Data listing

[start]

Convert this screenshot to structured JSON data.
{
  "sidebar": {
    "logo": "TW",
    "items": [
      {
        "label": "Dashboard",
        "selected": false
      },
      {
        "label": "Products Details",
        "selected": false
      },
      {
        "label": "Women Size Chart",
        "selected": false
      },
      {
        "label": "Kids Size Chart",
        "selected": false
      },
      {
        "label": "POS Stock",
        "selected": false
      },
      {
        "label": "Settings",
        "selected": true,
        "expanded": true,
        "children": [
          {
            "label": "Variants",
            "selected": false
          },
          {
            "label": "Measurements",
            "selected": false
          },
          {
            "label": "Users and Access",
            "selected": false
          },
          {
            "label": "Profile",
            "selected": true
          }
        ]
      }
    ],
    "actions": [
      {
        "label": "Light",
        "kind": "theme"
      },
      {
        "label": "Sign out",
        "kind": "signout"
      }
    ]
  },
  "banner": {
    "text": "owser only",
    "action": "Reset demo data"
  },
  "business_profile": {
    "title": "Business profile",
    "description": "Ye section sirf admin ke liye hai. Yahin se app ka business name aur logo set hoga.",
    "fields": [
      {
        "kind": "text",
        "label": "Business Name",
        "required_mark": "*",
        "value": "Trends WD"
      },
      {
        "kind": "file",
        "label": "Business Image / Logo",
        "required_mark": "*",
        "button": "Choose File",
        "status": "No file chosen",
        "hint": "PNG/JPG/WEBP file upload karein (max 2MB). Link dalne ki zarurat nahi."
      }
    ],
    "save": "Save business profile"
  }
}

[end]

Filter the records, keeping only lines that contain "kind", and show those lines.

● The completed task
        "kind": "theme"
        "kind": "signout"
        "kind": "text",
        "kind": "file",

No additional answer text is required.